**WHAT TO PRODUCE**
Verbatim output of all the material below is required.

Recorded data
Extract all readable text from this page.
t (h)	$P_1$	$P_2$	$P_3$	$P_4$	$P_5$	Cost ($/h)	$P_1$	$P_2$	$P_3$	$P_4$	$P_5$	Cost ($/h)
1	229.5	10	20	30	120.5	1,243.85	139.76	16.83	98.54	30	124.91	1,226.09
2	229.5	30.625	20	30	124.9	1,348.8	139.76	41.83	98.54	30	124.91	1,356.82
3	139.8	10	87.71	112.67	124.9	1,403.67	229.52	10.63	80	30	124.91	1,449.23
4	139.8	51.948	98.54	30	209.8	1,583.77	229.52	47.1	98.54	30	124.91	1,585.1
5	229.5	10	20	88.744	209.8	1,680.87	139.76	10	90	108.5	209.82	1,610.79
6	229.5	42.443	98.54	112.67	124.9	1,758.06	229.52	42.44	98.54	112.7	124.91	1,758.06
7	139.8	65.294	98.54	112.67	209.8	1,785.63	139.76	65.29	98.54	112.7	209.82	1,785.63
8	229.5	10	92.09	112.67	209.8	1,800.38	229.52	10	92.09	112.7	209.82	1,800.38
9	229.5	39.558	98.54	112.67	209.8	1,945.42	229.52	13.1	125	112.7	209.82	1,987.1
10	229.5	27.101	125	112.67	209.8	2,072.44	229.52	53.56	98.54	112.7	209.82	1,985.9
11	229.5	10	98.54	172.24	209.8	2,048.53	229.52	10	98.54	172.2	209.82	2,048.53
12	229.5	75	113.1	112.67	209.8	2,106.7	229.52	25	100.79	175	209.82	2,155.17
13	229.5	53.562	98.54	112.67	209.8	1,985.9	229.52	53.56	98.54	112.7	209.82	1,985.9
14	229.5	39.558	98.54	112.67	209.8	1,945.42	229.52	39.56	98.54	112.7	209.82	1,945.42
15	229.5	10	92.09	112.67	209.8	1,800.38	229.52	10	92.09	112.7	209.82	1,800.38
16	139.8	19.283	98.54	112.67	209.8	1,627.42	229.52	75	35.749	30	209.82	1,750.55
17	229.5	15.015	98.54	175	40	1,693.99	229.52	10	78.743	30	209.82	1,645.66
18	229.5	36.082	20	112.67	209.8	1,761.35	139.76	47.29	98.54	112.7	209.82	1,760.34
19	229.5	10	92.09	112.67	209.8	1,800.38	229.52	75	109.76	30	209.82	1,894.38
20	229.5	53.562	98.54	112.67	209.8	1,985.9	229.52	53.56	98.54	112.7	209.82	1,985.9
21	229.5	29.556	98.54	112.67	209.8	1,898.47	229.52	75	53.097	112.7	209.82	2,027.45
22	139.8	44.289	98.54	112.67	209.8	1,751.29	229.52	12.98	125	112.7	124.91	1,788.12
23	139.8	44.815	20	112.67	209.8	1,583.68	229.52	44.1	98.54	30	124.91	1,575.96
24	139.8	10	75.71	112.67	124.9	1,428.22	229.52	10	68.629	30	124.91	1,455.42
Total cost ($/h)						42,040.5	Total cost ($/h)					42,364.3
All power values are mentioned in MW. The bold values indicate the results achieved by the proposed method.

**TASK RESULT**
Extract all readable text from this page.
t (h)	$P_1$	$P_2$	$P_3$	$P_4$	$P_5$	Cost ($/h)	$P_1$	$P_2$	$P_3$	$P_4$	$P_5$	Cost ($/h)
1	229.5	10	20	30	120.5	1,243.85	139.76	16.83	98.54	30	124.91	1,226.09
2	229.5	30.625	20	30	124.9	1,348.8	139.76	41.83	98.54	30	124.91	1,356.82
3	139.8	10	87.71	112.67	124.9	1,403.67	229.52	10.63	80	30	124.91	1,449.23
4	139.8	51.948	98.54	30	209.8	1,583.77	229.52	47.1	98.54	30	124.91	1,585.1
5	229.5	10	20	88.744	209.8	1,680.87	139.76	10	90	108.5	209.82	1,610.79
6	229.5	42.443	98.54	112.67	124.9	1,758.06	229.52	42.44	98.54	112.7	124.91	1,758.06
7	139.8	65.294	98.54	112.67	209.8	1,785.63	139.76	65.29	98.54	112.7	209.82	1,785.63
8	229.5	10	92.09	112.67	209.8	1,800.38	229.52	10	92.09	112.7	209.82	1,800.38
9	229.5	39.558	98.54	112.67	209.8	1,945.42	229.52	13.1	125	112.7	209.82	1,987.1
10	229.5	27.101	125	112.67	209.8	2,072.44	229.52	53.56	98.54	112.7	209.82	1,985.9
11	229.5	10	98.54	172.24	209.8	2,048.53	229.52	10	98.54	172.2	209.82	2,048.53
12	229.5	75	113.1	112.67	209.8	2,106.7	229.52	25	100.79	175	209.82	2,155.17
13	229.5	53.562	98.54	112.67	209.8	1,985.9	229.52	53.56	98.54	112.7	209.82	1,985.9
14	229.5	39.558	98.54	112.67	209.8	1,945.42	229.52	39.56	98.54	112.7	209.82	1,945.42
15	229.5	10	92.09	112.67	209.8	1,800.38	229.52	10	92.09	112.7	209.82	1,800.38
16	139.8	19.283	98.54	112.67	209.8	1,627.42	229.52	75	35.749	30	209.82	1,750.55
17	229.5	15.015	98.54	175	40	1,693.99	229.52	10	78.743	30	209.82	1,645.66
18	229.5	36.082	20	112.67	209.8	1,761.35	139.76	47.29	98.54	112.7	209.82	1,760.34
19	229.5	10	92.09	112.67	209.8	1,800.38	229.52	75	109.76	30	209.82	1,894.38
20	229.5	53.562	98.54	112.67	209.8	1,985.9	229.52	53.56	98.54	112.7	209.82	1,985.9
21	229.5	29.556	98.54	112.67	209.8	1,898.47	229.52	75	53.097	112.7	209.82	2,027.45
22	139.8	44.289	98.54	112.67	209.8	1,751.29	229.52	12.98	125	112.7	124.91	1,788.12
23	139.8	44.815	20	112.67	209.8	1,583.68	229.52	44.1	98.54	30	124.91	1,575.96
24	139.8	10	75.71	112.67	124.9	1,428.22	229.52	10	68.629	30	124.91	1,455.42
Total cost ($/h)						42,040.5	Total cost ($/h)					42,364.3
All power values are mentioned in MW. The bold values indicate the results achieved by the proposed method.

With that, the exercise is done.